Short problem: An exact copy of all the data is required, with pictures left out.

Extracted data:
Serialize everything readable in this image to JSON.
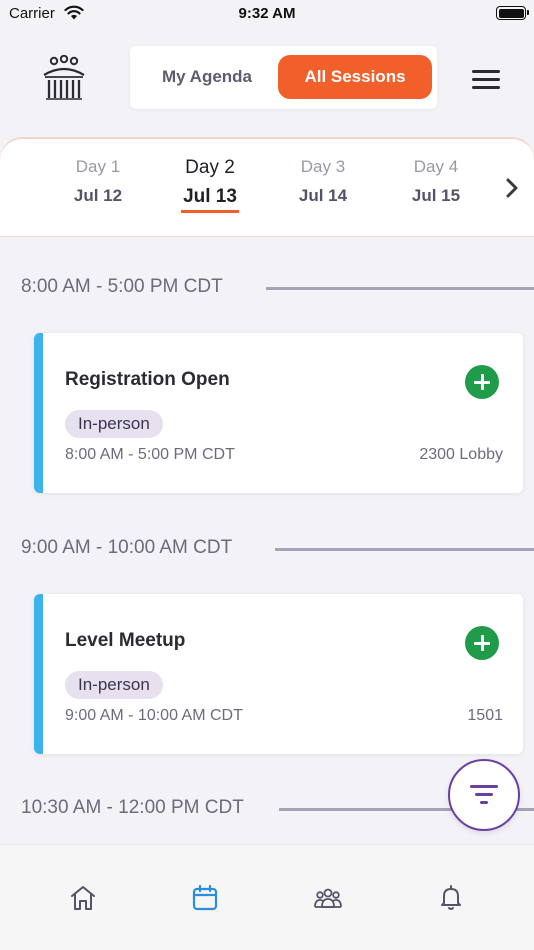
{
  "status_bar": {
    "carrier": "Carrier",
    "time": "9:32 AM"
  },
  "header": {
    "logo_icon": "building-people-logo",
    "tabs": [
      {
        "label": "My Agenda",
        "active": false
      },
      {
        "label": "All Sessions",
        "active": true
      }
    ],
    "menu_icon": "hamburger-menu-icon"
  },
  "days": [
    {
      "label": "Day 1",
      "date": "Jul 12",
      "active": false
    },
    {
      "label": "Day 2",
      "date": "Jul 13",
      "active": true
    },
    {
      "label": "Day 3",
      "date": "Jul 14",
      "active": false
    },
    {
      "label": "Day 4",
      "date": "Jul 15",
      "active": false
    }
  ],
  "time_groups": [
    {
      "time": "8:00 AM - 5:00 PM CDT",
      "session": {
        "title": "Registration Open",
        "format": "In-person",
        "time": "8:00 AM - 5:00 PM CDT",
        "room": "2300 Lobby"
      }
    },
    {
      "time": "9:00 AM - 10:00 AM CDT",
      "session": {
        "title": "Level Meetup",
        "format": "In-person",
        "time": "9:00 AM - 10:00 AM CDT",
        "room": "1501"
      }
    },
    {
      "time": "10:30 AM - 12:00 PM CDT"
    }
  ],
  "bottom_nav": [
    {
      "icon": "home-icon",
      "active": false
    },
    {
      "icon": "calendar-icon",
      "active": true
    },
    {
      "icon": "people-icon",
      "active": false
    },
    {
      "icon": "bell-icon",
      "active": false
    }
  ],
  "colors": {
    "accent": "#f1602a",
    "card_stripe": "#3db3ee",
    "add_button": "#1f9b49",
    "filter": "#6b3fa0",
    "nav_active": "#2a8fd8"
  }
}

Finished task:
Serialize everything readable in this image to JSON.
{
  "status_bar": {
    "carrier": "Carrier",
    "time": "9:32 AM"
  },
  "header": {
    "logo_icon": "building-people-logo",
    "tabs": [
      {
        "label": "My Agenda",
        "active": false
      },
      {
        "label": "All Sessions",
        "active": true
      }
    ],
    "menu_icon": "hamburger-menu-icon"
  },
  "days": [
    {
      "label": "Day 1",
      "date": "Jul 12",
      "active": false
    },
    {
      "label": "Day 2",
      "date": "Jul 13",
      "active": true
    },
    {
      "label": "Day 3",
      "date": "Jul 14",
      "active": false
    },
    {
      "label": "Day 4",
      "date": "Jul 15",
      "active": false
    }
  ],
  "time_groups": [
    {
      "time": "8:00 AM - 5:00 PM CDT",
      "session": {
        "title": "Registration Open",
        "format": "In-person",
        "time": "8:00 AM - 5:00 PM CDT",
        "room": "2300 Lobby"
      }
    },
    {
      "time": "9:00 AM - 10:00 AM CDT",
      "session": {
        "title": "Level Meetup",
        "format": "In-person",
        "time": "9:00 AM - 10:00 AM CDT",
        "room": "1501"
      }
    },
    {
      "time": "10:30 AM - 12:00 PM CDT"
    }
  ],
  "bottom_nav": [
    {
      "icon": "home-icon",
      "active": false
    },
    {
      "icon": "calendar-icon",
      "active": true
    },
    {
      "icon": "people-icon",
      "active": false
    },
    {
      "icon": "bell-icon",
      "active": false
    }
  ],
  "colors": {
    "accent": "#f1602a",
    "card_stripe": "#3db3ee",
    "add_button": "#1f9b49",
    "filter": "#6b3fa0",
    "nav_active": "#2a8fd8"
  }
}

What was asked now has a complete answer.